■ TEXT:

====

Diese verdeutlichte sie anhand einer Diskussion von Kants Kritik der Urteilskraft. Sie zeigte auf, dass in Kants Konzeption der Urteilskraft selbst ein ideologisch-ästhetisches Fundament für den Racial Contract angelegt ist. Insbesondere basiert diese auf der Proklamation einer wesenhaften Unterscheidung: In Kants Verständnis seien alleine „zivilisierte“, ‚autonome Menschen‘ ästhetischer Urteile fähig, während rassifizierten „Untermenschen“ diese Fähigkeit abgesprochen wird. Dies veranschaulicht laut Sonderegger zugleich ein Problem in Mills Verteidigung eines politischen Liberalismus, an dessen Kernideen Freiheit und Gleichheit er trotz aller Kritik in der realen ‚Umsetzung‘ letztlich festhielt, der schließlich wesentlich auf dem Fundament des kantschen Autonomiebegriffs und dessen Unterteilung zwischen Mensch und Natur, verschiedenen Menschengruppen und gesellschaftlichen Teilbereichen aufbaut. Ein solcher Autonomiebegriff ist von Herrschaft und Ausschluss jedoch schwer zu trennen; für Sonderegger müsste daher in der Philosophie stattdessen Begriffen wie Abhängigkeit, Vulnerabilität und Affiziertheit eine größere Relevanz beigemessen werden.

====

■ BEREITGESTELLTE DATENSÄTZE:
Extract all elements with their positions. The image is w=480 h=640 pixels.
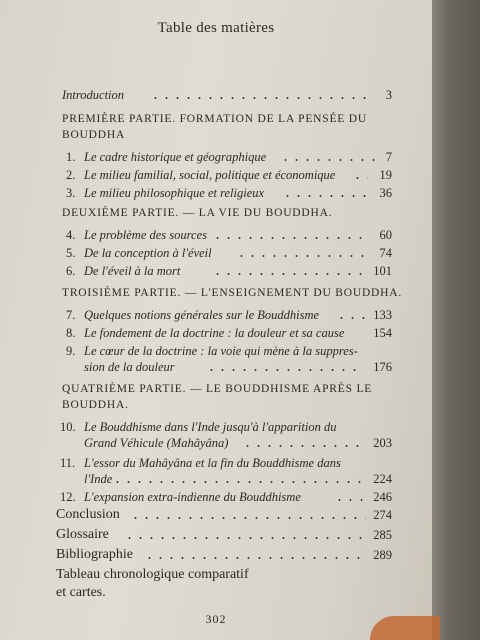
chapter-number: 4. (66, 228, 76, 242)
dot-leader (352, 177, 368, 179)
toc-label: Glossaire (56, 527, 109, 542)
dot-leader (150, 97, 370, 99)
toc-label: et cartes. (56, 585, 106, 600)
toc-label: Bibliographie (56, 547, 133, 562)
toc-label: Le milieu familial, social, politique et économique (84, 168, 336, 182)
dot-leader (336, 317, 366, 319)
finger-shadow (370, 616, 440, 640)
dot-leader (112, 481, 362, 483)
dot-leader (282, 195, 368, 197)
toc-page: 203 (373, 436, 392, 450)
toc-label: De l'éveil à la mort (84, 264, 181, 278)
dot-leader (212, 237, 368, 239)
toc-page: 289 (373, 548, 392, 562)
dot-leader (130, 517, 366, 519)
toc-page: 36 (379, 186, 392, 200)
chapter-number: 11. (60, 456, 76, 470)
toc-label: Introduction (62, 88, 125, 102)
part-heading-line: BOUDDHA (62, 129, 126, 141)
part-heading-line: QUATRIÈME PARTIE. — LE BOUDDHISME APRÈS LE (62, 383, 373, 395)
toc-label: Le problème des sources (84, 228, 208, 242)
chapter-number: 10. (60, 420, 76, 434)
chapter-number: 3. (66, 186, 76, 200)
book-edge (432, 0, 480, 640)
toc-label: Grand Véhicule (Mahâyâna) (84, 436, 229, 450)
chapter-number: 1. (66, 150, 76, 164)
dot-leader (280, 159, 376, 161)
page-title: Table des matières (157, 20, 275, 36)
toc-page: 7 (385, 150, 392, 164)
toc-label: De la conception à l'éveil (84, 246, 212, 260)
toc-page: 224 (373, 472, 392, 486)
part-heading-line: DEUXIÈME PARTIE. — LA VIE DU BOUDDHA. (62, 207, 333, 219)
part-heading-line: PREMIÈRE PARTIE. FORMATION DE LA PENSÉE DU (62, 113, 367, 125)
dot-leader (206, 369, 364, 371)
toc-page: 246 (373, 490, 392, 504)
toc-page: 19 (379, 168, 392, 182)
toc-label: Tableau chronologique comparatif (56, 567, 249, 582)
toc-page: 3 (385, 88, 392, 102)
toc-label: L'expansion extra-indienne du Bouddhisme (84, 490, 301, 504)
dot-leader (144, 557, 364, 559)
chapter-number: 12. (60, 490, 76, 504)
toc-page: 176 (373, 360, 392, 374)
chapter-number: 8. (66, 326, 76, 340)
toc-page: 60 (379, 228, 392, 242)
dot-leader (124, 537, 364, 539)
toc-page: 154 (373, 326, 392, 340)
toc-page: 285 (373, 528, 392, 542)
chapter-number: 6. (66, 264, 76, 278)
toc-label: Le milieu philosophique et religieux (84, 186, 265, 200)
toc-label: Quelques notions générales sur le Bouddhisme (84, 308, 320, 322)
chapter-number: 5. (66, 246, 76, 260)
toc-label: Le Bouddhisme dans l'Inde jusqu'à l'apparition du (84, 420, 337, 434)
toc-label: Le fondement de la doctrine : la douleur et sa cause (84, 326, 345, 340)
toc-label: Le cœur de la doctrine : la voie qui mène à la suppres- (84, 344, 358, 358)
chapter-number: 2. (66, 168, 76, 182)
toc-label: Conclusion (56, 507, 120, 522)
toc-label: l'Inde (84, 472, 113, 486)
toc-label: L'essor du Mahâyâna et la fin du Bouddhisme dans (84, 456, 341, 470)
toc-page: 274 (373, 508, 392, 522)
toc-label: Le cadre historique et géographique (84, 150, 267, 164)
part-heading-line: BOUDDHA. (62, 399, 129, 411)
toc-label: sion de la douleur (84, 360, 175, 374)
part-heading-line: TROISIÈME PARTIE. — L'ENSEIGNEMENT DU BOUDDHA. (62, 287, 403, 299)
chapter-number: 7. (66, 308, 76, 322)
toc-page: 101 (373, 264, 392, 278)
dot-leader (242, 445, 362, 447)
toc-page: 74 (379, 246, 392, 260)
page-number: 302 (205, 612, 227, 626)
dot-leader (236, 255, 368, 257)
dot-leader (212, 273, 362, 275)
toc-page: 133 (373, 308, 392, 322)
chapter-number: 9. (66, 344, 76, 358)
dot-leader (334, 499, 364, 501)
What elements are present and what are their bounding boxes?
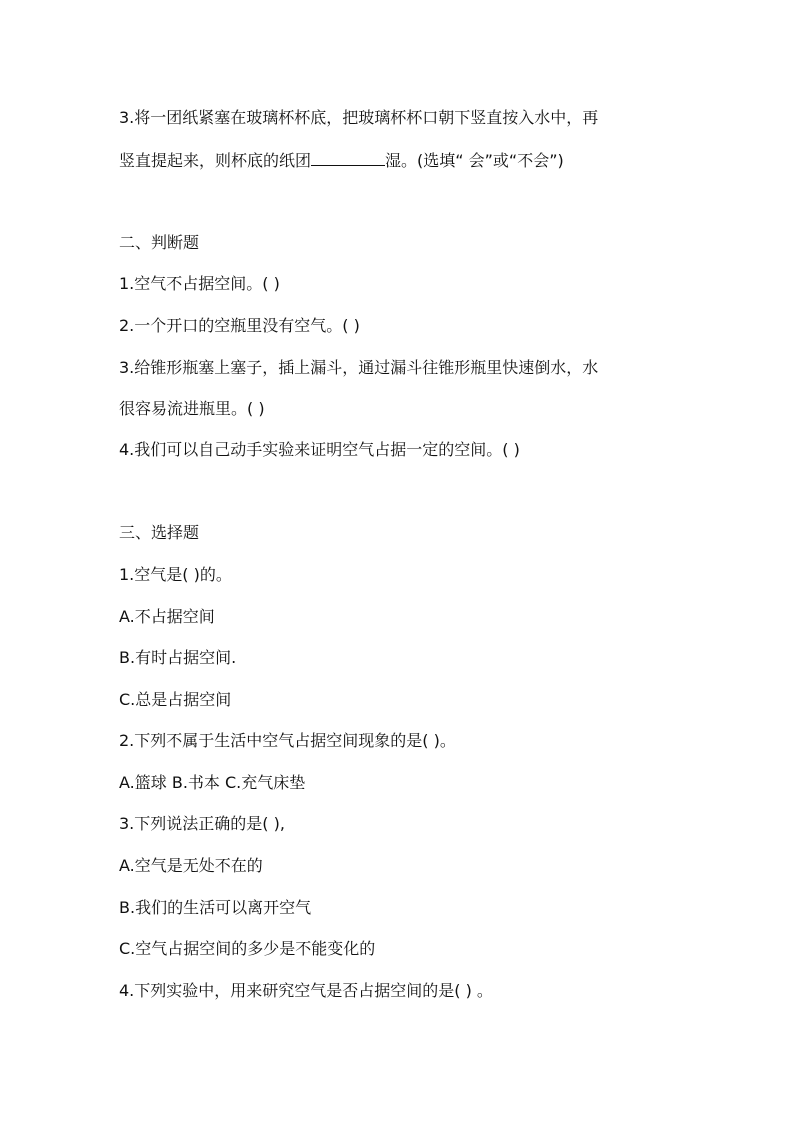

====

■ SCHRIFTLICHE AUFGABEN:
A. Fasse den Absatz im Text, der mit „Diese verdeutlichte sie“ beginnt, knapper zusammen und behalte seine wesentlichen Aussagen bei.
B. Gib bitte aus den Datensätzen den Abschnitt von der Zeile, die „chapter-number: 4. (66, 228, 76, 242)“ enthält, bis einschließlich der Zeile, die „dot-leader (206, 369, 364, 371)“ enthält, wortgetreu aus.
Text und Datensätze sind voneinander unabhängiges Material.

■ ANTWORTEN:
A. Anhand von Kants Kritik der Urteilskraft zeigt Sonderegger, dass Kants Konzeption der Urteilskraft ein ideologisch-ästhetisches Fundament für den Racial Contract enthält. Nur „zivilisierte“, autonome Menschen gelten darin als fähig zu ästhetischen Urteilen, rassifizierten „Untermenschen“ wird diese Fähigkeit abgesprochen. Laut Sonderegger zeigt sich darin auch ein Problem in Mills Verteidigung eines politischen Liberalismus. Mills hielt trotz aller Kritik an dessen Kernideen Freiheit und Gleichheit fest. Dieser Liberalismus baut jedoch auf Kants Autonomiebegriff und dessen Unterteilungen zwischen Mensch und Natur, Menschengruppen und gesellschaftlichen Teilbereichen auf. Da dieser Autonomiebegriff schwer von Herrschaft und Ausschluss zu trennen ist, sollten nach Sonderegger Begriffe wie Abhängigkeit, Vulnerabilität und Affiziertheit in der Philosophie mehr Gewicht erhalten.

B.
chapter-number: 4. (66, 228, 76, 242)
dot-leader (352, 177, 368, 179)
toc-label: Glossaire (56, 527, 109, 542)
dot-leader (150, 97, 370, 99)
toc-label: et cartes. (56, 585, 106, 600)
toc-label: Bibliographie (56, 547, 133, 562)
toc-label: Le milieu familial, social, politique et économique (84, 168, 336, 182)
dot-leader (336, 317, 366, 319)
finger-shadow (370, 616, 440, 640)
dot-leader (112, 481, 362, 483)
dot-leader (282, 195, 368, 197)
toc-page: 203 (373, 436, 392, 450)
toc-label: De l'éveil à la mort (84, 264, 181, 278)
dot-leader (212, 237, 368, 239)
toc-page: 289 (373, 548, 392, 562)
dot-leader (130, 517, 366, 519)
toc-page: 36 (379, 186, 392, 200)
chapter-number: 11. (60, 456, 76, 470)
toc-label: Introduction (62, 88, 125, 102)
part-heading-line: BOUDDHA (62, 129, 126, 141)
part-heading-line: QUATRIÈME PARTIE. — LE BOUDDHISME APRÈS LE (62, 383, 373, 395)
toc-label: Le problème des sources (84, 228, 208, 242)
chapter-number: 10. (60, 420, 76, 434)
chapter-number: 3. (66, 186, 76, 200)
book-edge (432, 0, 480, 640)
toc-label: Grand Véhicule (Mahâyâna) (84, 436, 229, 450)
chapter-number: 1. (66, 150, 76, 164)
dot-leader (280, 159, 376, 161)
page-title: Table des matières (157, 20, 275, 36)
toc-page: 7 (385, 150, 392, 164)
toc-label: De la conception à l'éveil (84, 246, 212, 260)
toc-page: 224 (373, 472, 392, 486)
part-heading-line: DEUXIÈME PARTIE. — LA VIE DU BOUDDHA. (62, 207, 333, 219)
part-heading-line: PREMIÈRE PARTIE. FORMATION DE LA PENSÉE DU (62, 113, 367, 125)
dot-leader (206, 369, 364, 371)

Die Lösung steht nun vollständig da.